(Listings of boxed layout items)
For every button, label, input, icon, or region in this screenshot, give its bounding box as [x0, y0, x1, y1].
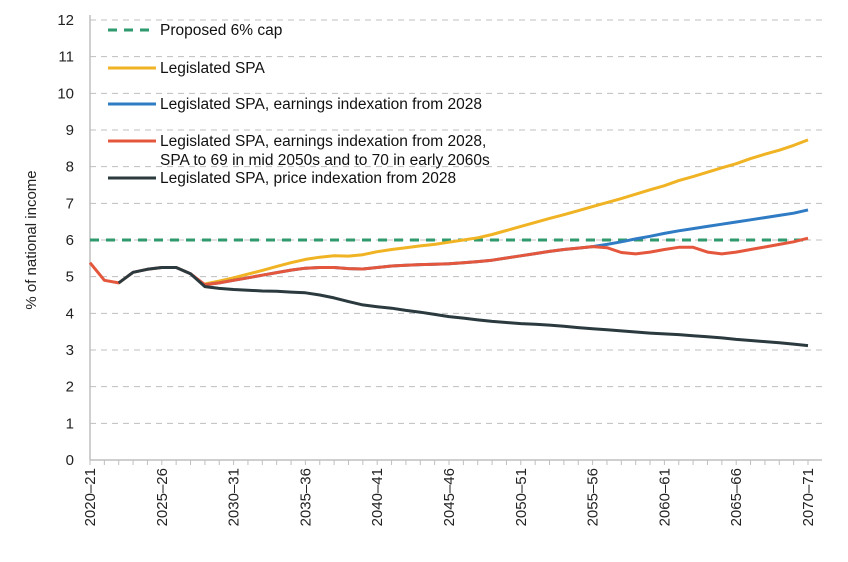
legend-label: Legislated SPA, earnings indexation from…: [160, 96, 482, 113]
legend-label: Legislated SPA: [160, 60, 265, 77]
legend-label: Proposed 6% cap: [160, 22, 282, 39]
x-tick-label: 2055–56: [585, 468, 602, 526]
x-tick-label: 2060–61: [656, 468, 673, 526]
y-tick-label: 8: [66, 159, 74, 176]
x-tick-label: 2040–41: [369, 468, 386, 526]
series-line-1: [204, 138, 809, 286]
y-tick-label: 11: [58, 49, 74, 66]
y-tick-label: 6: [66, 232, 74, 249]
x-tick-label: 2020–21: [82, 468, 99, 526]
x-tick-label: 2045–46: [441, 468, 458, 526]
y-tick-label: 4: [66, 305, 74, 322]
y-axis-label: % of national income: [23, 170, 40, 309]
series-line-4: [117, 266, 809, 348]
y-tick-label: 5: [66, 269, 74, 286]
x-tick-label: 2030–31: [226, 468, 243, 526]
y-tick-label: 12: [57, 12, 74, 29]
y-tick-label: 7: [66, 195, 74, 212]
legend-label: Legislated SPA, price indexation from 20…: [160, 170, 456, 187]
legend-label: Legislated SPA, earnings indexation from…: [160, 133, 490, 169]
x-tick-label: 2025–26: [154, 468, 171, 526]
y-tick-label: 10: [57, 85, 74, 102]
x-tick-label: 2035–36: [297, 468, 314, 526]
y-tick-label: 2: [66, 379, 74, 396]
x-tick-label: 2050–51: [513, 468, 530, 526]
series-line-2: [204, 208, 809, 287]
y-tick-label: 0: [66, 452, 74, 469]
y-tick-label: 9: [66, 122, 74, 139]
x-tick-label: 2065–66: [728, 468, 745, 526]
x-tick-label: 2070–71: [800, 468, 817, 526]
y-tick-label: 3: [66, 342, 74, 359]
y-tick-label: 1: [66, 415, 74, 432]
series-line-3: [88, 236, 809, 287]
--
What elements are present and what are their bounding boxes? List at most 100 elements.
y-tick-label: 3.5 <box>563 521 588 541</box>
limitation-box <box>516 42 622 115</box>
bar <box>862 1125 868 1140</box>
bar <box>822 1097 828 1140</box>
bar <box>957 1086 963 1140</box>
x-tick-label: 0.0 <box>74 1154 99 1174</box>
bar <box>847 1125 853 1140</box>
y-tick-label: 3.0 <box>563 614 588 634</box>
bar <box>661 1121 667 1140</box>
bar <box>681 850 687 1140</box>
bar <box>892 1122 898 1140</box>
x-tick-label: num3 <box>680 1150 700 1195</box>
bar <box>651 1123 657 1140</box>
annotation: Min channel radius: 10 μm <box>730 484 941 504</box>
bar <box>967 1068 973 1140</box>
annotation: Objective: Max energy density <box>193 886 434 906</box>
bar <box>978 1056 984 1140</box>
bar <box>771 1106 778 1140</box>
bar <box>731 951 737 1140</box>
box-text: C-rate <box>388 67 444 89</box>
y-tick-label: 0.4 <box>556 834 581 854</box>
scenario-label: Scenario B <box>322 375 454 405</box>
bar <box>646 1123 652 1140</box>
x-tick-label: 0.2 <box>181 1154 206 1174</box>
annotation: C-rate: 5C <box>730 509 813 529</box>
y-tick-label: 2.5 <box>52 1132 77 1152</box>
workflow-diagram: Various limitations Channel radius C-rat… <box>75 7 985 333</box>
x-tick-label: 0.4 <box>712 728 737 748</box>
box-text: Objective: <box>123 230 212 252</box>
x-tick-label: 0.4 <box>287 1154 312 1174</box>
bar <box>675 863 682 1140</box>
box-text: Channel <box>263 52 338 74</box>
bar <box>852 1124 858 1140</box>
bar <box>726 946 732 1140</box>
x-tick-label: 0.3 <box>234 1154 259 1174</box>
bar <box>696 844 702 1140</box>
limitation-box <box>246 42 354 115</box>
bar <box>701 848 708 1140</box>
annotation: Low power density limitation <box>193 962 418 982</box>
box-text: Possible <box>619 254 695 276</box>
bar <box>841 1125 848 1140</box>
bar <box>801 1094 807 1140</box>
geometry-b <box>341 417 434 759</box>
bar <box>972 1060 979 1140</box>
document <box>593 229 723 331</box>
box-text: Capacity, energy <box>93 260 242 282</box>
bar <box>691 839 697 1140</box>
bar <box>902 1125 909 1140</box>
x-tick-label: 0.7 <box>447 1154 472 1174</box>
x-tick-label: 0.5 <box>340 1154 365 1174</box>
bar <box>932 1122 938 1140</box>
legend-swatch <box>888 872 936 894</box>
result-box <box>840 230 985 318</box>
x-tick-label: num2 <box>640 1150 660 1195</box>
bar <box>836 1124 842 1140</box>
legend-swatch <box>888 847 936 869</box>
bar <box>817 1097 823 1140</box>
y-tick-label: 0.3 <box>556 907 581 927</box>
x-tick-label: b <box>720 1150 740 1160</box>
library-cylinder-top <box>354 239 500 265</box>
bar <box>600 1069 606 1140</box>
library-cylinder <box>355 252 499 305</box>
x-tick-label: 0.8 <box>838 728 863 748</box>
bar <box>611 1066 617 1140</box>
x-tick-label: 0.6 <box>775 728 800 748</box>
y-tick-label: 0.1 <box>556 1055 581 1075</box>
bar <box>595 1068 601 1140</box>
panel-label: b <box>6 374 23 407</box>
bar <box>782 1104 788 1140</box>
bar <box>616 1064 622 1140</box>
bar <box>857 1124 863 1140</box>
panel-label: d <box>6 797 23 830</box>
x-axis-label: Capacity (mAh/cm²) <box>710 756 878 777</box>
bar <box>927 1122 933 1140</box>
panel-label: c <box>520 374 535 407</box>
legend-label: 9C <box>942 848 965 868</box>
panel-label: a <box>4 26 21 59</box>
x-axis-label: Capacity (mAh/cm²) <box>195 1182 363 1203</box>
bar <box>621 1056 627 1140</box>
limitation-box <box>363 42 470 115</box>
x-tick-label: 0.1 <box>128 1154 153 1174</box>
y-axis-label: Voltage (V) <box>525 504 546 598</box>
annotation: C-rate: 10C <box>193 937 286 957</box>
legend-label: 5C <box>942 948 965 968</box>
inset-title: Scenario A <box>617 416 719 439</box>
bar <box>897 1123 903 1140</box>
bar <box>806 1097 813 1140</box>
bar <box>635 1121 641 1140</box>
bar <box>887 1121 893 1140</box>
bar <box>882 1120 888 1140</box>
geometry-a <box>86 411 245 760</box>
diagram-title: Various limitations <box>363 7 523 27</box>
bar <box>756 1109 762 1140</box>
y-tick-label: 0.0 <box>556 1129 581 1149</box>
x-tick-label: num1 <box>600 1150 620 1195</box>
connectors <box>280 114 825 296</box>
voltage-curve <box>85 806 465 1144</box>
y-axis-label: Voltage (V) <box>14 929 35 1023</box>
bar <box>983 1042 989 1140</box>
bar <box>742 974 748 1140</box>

WHAT THE TASK REQUIRES
Can you switch "limitation-box" to "constraint-box" in the part of the records that opens with the line containing "What elements are" and closes with the line containing "bar <box>892 1122 898 1140</box>", giving back only those lines with everything else unchanged?

EXERCISE OUTPUT
What elements are present and what are their bounding boxes? List at most 100 elements.
y-tick-label: 3.5 <box>563 521 588 541</box>
constraint-box <box>516 42 622 115</box>
bar <box>862 1125 868 1140</box>
bar <box>822 1097 828 1140</box>
bar <box>957 1086 963 1140</box>
x-tick-label: 0.0 <box>74 1154 99 1174</box>
bar <box>847 1125 853 1140</box>
y-tick-label: 3.0 <box>563 614 588 634</box>
bar <box>661 1121 667 1140</box>
bar <box>681 850 687 1140</box>
bar <box>892 1122 898 1140</box>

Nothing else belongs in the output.